* Work to be completed
Can you find the lines of the listing that include "placement" and copy every one?

* Given entries
■ ■ ■ ■
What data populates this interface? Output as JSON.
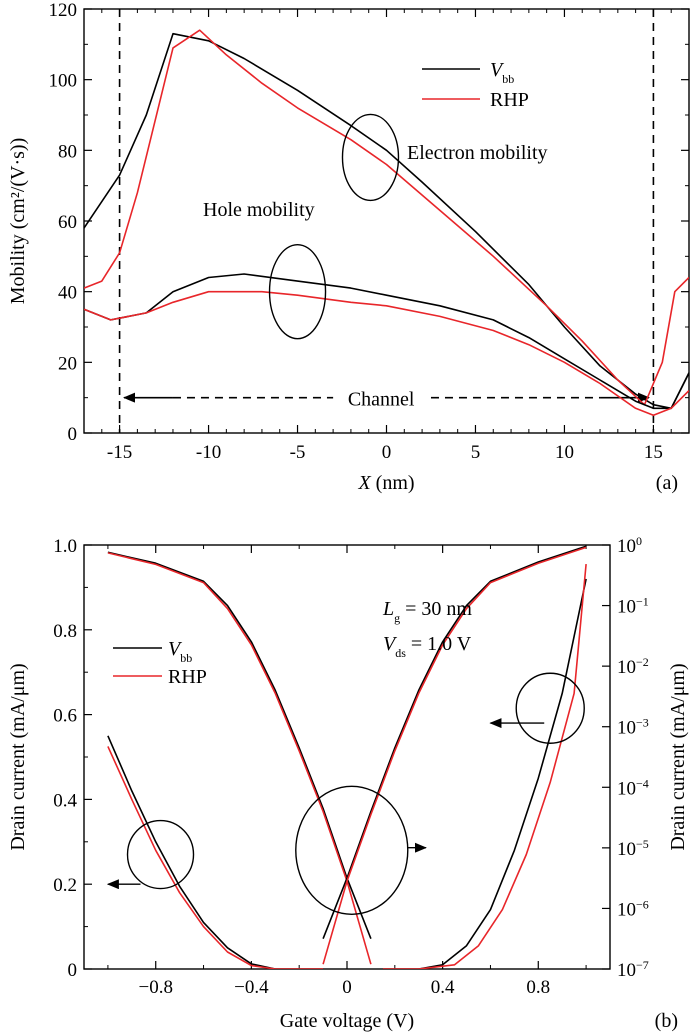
{
  "chart_data": [
    {
      "panel": "(a)",
      "type": "line",
      "xlabel": {
        "var": "X",
        "unit": " (nm)"
      },
      "ylabel": "Mobility (cm²/(V·s))",
      "xlim": [
        -17,
        17
      ],
      "ylim": [
        0,
        120
      ],
      "xticks": [
        -15,
        -10,
        -5,
        0,
        5,
        10,
        15
      ],
      "yticks": [
        0,
        20,
        40,
        60,
        80,
        100,
        120
      ],
      "colors": {
        "Vbb": "#000000",
        "RHP": "#e8262a"
      },
      "legend": {
        "placement": "top-right",
        "entries": [
          {
            "key": "Vbb",
            "main": "V",
            "sub": "bb"
          },
          {
            "key": "RHP",
            "main": "RHP",
            "sub": ""
          }
        ]
      },
      "annotations": {
        "electron": "Electron mobility",
        "hole": "Hole mobility",
        "channel": "Channel"
      },
      "channel_bounds": [
        -15,
        15
      ],
      "channel_arrow_y": 10,
      "series": [
        {
          "name": "Vbb",
          "group": "electron",
          "points": [
            [
              -17,
              58
            ],
            [
              -15,
              73
            ],
            [
              -13.5,
              90
            ],
            [
              -12,
              113
            ],
            [
              -10,
              111
            ],
            [
              -8,
              106
            ],
            [
              -5,
              97
            ],
            [
              -2,
              87
            ],
            [
              0,
              80
            ],
            [
              2,
              71
            ],
            [
              5,
              57
            ],
            [
              8,
              42
            ],
            [
              10,
              30
            ],
            [
              12,
              19
            ],
            [
              14,
              11
            ],
            [
              15,
              8
            ],
            [
              16,
              7
            ],
            [
              17,
              17
            ]
          ]
        },
        {
          "name": "RHP",
          "group": "electron",
          "points": [
            [
              -17,
              41
            ],
            [
              -16,
              43
            ],
            [
              -15,
              51
            ],
            [
              -14,
              68
            ],
            [
              -12,
              109
            ],
            [
              -10.5,
              114
            ],
            [
              -9,
              107
            ],
            [
              -7,
              99
            ],
            [
              -5,
              92
            ],
            [
              -2,
              83
            ],
            [
              0,
              76
            ],
            [
              3,
              63
            ],
            [
              6,
              50
            ],
            [
              9,
              36
            ],
            [
              11,
              26
            ],
            [
              13,
              15
            ],
            [
              14.5,
              8
            ],
            [
              15.5,
              20
            ],
            [
              16.2,
              40
            ],
            [
              17,
              44
            ]
          ]
        },
        {
          "name": "Vbb",
          "group": "hole",
          "points": [
            [
              -17,
              35
            ],
            [
              -15.5,
              32
            ],
            [
              -13.5,
              34
            ],
            [
              -12,
              40
            ],
            [
              -10,
              44
            ],
            [
              -8,
              45
            ],
            [
              -5,
              43
            ],
            [
              -2,
              41
            ],
            [
              0,
              39
            ],
            [
              3,
              36
            ],
            [
              6,
              32
            ],
            [
              8,
              27
            ],
            [
              10,
              21
            ],
            [
              12,
              15
            ],
            [
              14,
              9
            ],
            [
              15,
              7
            ],
            [
              16,
              7
            ],
            [
              17,
              17
            ]
          ]
        },
        {
          "name": "RHP",
          "group": "hole",
          "points": [
            [
              -17,
              35
            ],
            [
              -15.5,
              32
            ],
            [
              -13.5,
              34
            ],
            [
              -12,
              37
            ],
            [
              -10,
              40
            ],
            [
              -7,
              40
            ],
            [
              -5,
              39
            ],
            [
              -2,
              37
            ],
            [
              0,
              36
            ],
            [
              3,
              33
            ],
            [
              6,
              29
            ],
            [
              8,
              25
            ],
            [
              10,
              20
            ],
            [
              12,
              14
            ],
            [
              14,
              7
            ],
            [
              15,
              5
            ],
            [
              16,
              7
            ],
            [
              17,
              12
            ]
          ]
        }
      ]
    },
    {
      "panel": "(b)",
      "type": "line",
      "xlabel": {
        "var": "",
        "unit": "Gate voltage (V)"
      },
      "ylabel": "Drain current (mA/μm)",
      "ylabel_right": "Drain current (mA/μm)",
      "xlim": [
        -1.1,
        1.1
      ],
      "ylim": [
        0,
        1.0
      ],
      "ylim_right_log": [
        -7,
        0
      ],
      "xticks": [
        -0.8,
        -0.4,
        0,
        0.4,
        0.8
      ],
      "xtick_labels": [
        "−0.8",
        "−0.4",
        "0",
        "0.4",
        "0.8"
      ],
      "yticks": [
        0,
        0.2,
        0.4,
        0.6,
        0.8,
        1.0
      ],
      "ytick_labels": [
        "0",
        "0.2",
        "0.4",
        "0.6",
        "0.8",
        "1.0"
      ],
      "yticks_right_exp": [
        0,
        -1,
        -2,
        -3,
        -4,
        -5,
        -6,
        -7
      ],
      "colors": {
        "Vbb": "#000000",
        "RHP": "#e8262a"
      },
      "legend": {
        "placement": "middle-left",
        "entries": [
          {
            "key": "Vbb",
            "main": "V",
            "sub": "bb"
          },
          {
            "key": "RHP",
            "main": "RHP",
            "sub": ""
          }
        ]
      },
      "annotations": [
        {
          "main": "L",
          "sub": "g",
          "rest": " = 30 nm"
        },
        {
          "main": "V",
          "sub": "ds",
          "rest": " = 1.0 V"
        }
      ],
      "series": [
        {
          "name": "Vbb",
          "axis": "left",
          "branch": "p-linear",
          "points": [
            [
              -1.0,
              0.55
            ],
            [
              -0.9,
              0.42
            ],
            [
              -0.8,
              0.3
            ],
            [
              -0.7,
              0.195
            ],
            [
              -0.6,
              0.11
            ],
            [
              -0.5,
              0.05
            ],
            [
              -0.4,
              0.012
            ],
            [
              -0.3,
              0
            ],
            [
              -0.1,
              0
            ]
          ]
        },
        {
          "name": "RHP",
          "axis": "left",
          "branch": "p-linear",
          "points": [
            [
              -1.0,
              0.525
            ],
            [
              -0.9,
              0.4
            ],
            [
              -0.8,
              0.28
            ],
            [
              -0.7,
              0.18
            ],
            [
              -0.6,
              0.1
            ],
            [
              -0.5,
              0.04
            ],
            [
              -0.4,
              0.008
            ],
            [
              -0.3,
              0
            ],
            [
              -0.1,
              0
            ]
          ]
        },
        {
          "name": "Vbb",
          "axis": "left",
          "branch": "n-linear",
          "points": [
            [
              0.15,
              0
            ],
            [
              0.3,
              0
            ],
            [
              0.4,
              0.01
            ],
            [
              0.5,
              0.055
            ],
            [
              0.6,
              0.14
            ],
            [
              0.7,
              0.28
            ],
            [
              0.8,
              0.45
            ],
            [
              0.9,
              0.65
            ],
            [
              1.0,
              0.92
            ]
          ]
        },
        {
          "name": "RHP",
          "axis": "left",
          "branch": "n-linear",
          "points": [
            [
              0.15,
              0
            ],
            [
              0.3,
              0
            ],
            [
              0.45,
              0.01
            ],
            [
              0.55,
              0.055
            ],
            [
              0.65,
              0.14
            ],
            [
              0.75,
              0.27
            ],
            [
              0.85,
              0.44
            ],
            [
              0.95,
              0.65
            ],
            [
              1.0,
              0.955
            ]
          ]
        },
        {
          "name": "Vbb",
          "axis": "right",
          "branch": "p-log",
          "points": [
            [
              -1.0,
              -0.12
            ],
            [
              -0.8,
              -0.3
            ],
            [
              -0.6,
              -0.6
            ],
            [
              -0.5,
              -1.0
            ],
            [
              -0.4,
              -1.6
            ],
            [
              -0.3,
              -2.4
            ],
            [
              -0.2,
              -3.35
            ],
            [
              -0.1,
              -4.35
            ],
            [
              0,
              -5.5
            ],
            [
              0.1,
              -6.5
            ]
          ]
        },
        {
          "name": "RHP",
          "axis": "right",
          "branch": "p-log",
          "points": [
            [
              -1.0,
              -0.13
            ],
            [
              -0.8,
              -0.32
            ],
            [
              -0.6,
              -0.62
            ],
            [
              -0.5,
              -1.05
            ],
            [
              -0.4,
              -1.65
            ],
            [
              -0.3,
              -2.45
            ],
            [
              -0.2,
              -3.4
            ],
            [
              -0.1,
              -4.4
            ],
            [
              0,
              -5.55
            ],
            [
              0.1,
              -6.92
            ]
          ]
        },
        {
          "name": "Vbb",
          "axis": "right",
          "branch": "n-log",
          "points": [
            [
              -0.1,
              -6.5
            ],
            [
              0,
              -5.5
            ],
            [
              0.1,
              -4.4
            ],
            [
              0.2,
              -3.35
            ],
            [
              0.3,
              -2.4
            ],
            [
              0.4,
              -1.6
            ],
            [
              0.5,
              -1.0
            ],
            [
              0.6,
              -0.6
            ],
            [
              0.8,
              -0.28
            ],
            [
              1.0,
              -0.02
            ]
          ]
        },
        {
          "name": "RHP",
          "axis": "right",
          "branch": "n-log",
          "points": [
            [
              -0.1,
              -6.92
            ],
            [
              0,
              -5.55
            ],
            [
              0.1,
              -4.45
            ],
            [
              0.2,
              -3.4
            ],
            [
              0.3,
              -2.45
            ],
            [
              0.4,
              -1.65
            ],
            [
              0.5,
              -1.05
            ],
            [
              0.6,
              -0.62
            ],
            [
              0.8,
              -0.3
            ],
            [
              1.0,
              -0.04
            ]
          ]
        }
      ]
    }
  ]
}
■ ■ ■ ■
* Written response
        "placement": "top-right",
        "placement": "middle-left",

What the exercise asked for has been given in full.